* [Requirements]: Write out the data below in full, unchanged, minus the images.

Stored data
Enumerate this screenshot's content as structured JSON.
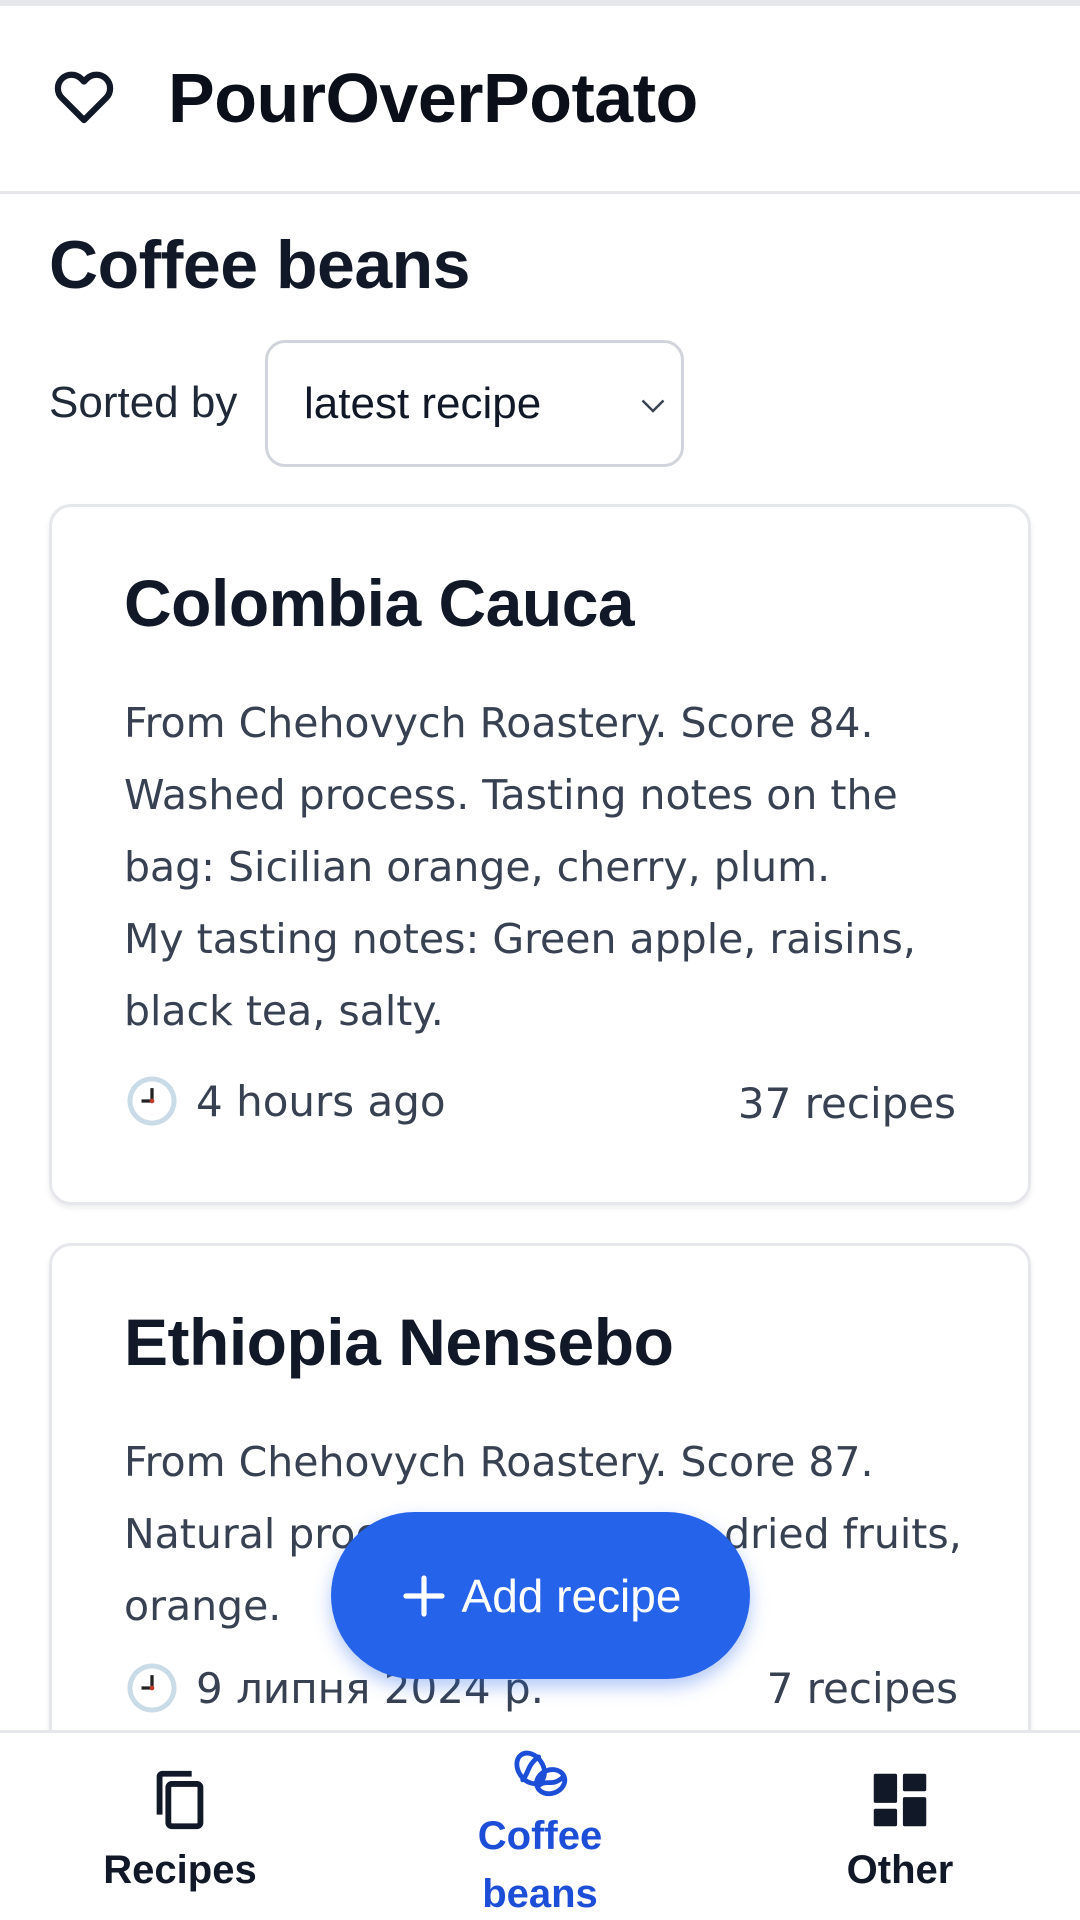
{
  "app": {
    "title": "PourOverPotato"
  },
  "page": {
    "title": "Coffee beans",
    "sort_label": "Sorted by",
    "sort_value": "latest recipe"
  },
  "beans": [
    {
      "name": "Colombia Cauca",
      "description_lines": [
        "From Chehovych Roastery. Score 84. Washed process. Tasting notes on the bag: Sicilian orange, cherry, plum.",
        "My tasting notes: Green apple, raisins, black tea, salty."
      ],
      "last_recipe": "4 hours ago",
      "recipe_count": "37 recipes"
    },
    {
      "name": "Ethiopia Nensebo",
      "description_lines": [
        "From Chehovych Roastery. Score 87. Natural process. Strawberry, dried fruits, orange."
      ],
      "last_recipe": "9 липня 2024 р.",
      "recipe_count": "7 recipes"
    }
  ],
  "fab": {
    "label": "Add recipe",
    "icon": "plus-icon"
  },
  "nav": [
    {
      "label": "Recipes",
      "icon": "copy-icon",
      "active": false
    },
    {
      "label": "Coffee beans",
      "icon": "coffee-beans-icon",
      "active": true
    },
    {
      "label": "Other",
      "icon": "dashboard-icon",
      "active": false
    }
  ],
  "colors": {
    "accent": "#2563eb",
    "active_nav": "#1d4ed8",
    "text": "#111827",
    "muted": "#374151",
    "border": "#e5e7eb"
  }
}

* [Task result]:
Enumerate this screenshot's content as structured JSON.
{
  "app": {
    "title": "PourOverPotato"
  },
  "page": {
    "title": "Coffee beans",
    "sort_label": "Sorted by",
    "sort_value": "latest recipe"
  },
  "beans": [
    {
      "name": "Colombia Cauca",
      "description_lines": [
        "From Chehovych Roastery. Score 84. Washed process. Tasting notes on the bag: Sicilian orange, cherry, plum.",
        "My tasting notes: Green apple, raisins, black tea, salty."
      ],
      "last_recipe": "4 hours ago",
      "recipe_count": "37 recipes"
    },
    {
      "name": "Ethiopia Nensebo",
      "description_lines": [
        "From Chehovych Roastery. Score 87. Natural process. Strawberry, dried fruits, orange."
      ],
      "last_recipe": "9 липня 2024 р.",
      "recipe_count": "7 recipes"
    }
  ],
  "fab": {
    "label": "Add recipe",
    "icon": "plus-icon"
  },
  "nav": [
    {
      "label": "Recipes",
      "icon": "copy-icon",
      "active": false
    },
    {
      "label": "Coffee beans",
      "icon": "coffee-beans-icon",
      "active": true
    },
    {
      "label": "Other",
      "icon": "dashboard-icon",
      "active": false
    }
  ],
  "colors": {
    "accent": "#2563eb",
    "active_nav": "#1d4ed8",
    "text": "#111827",
    "muted": "#374151",
    "border": "#e5e7eb"
  }
}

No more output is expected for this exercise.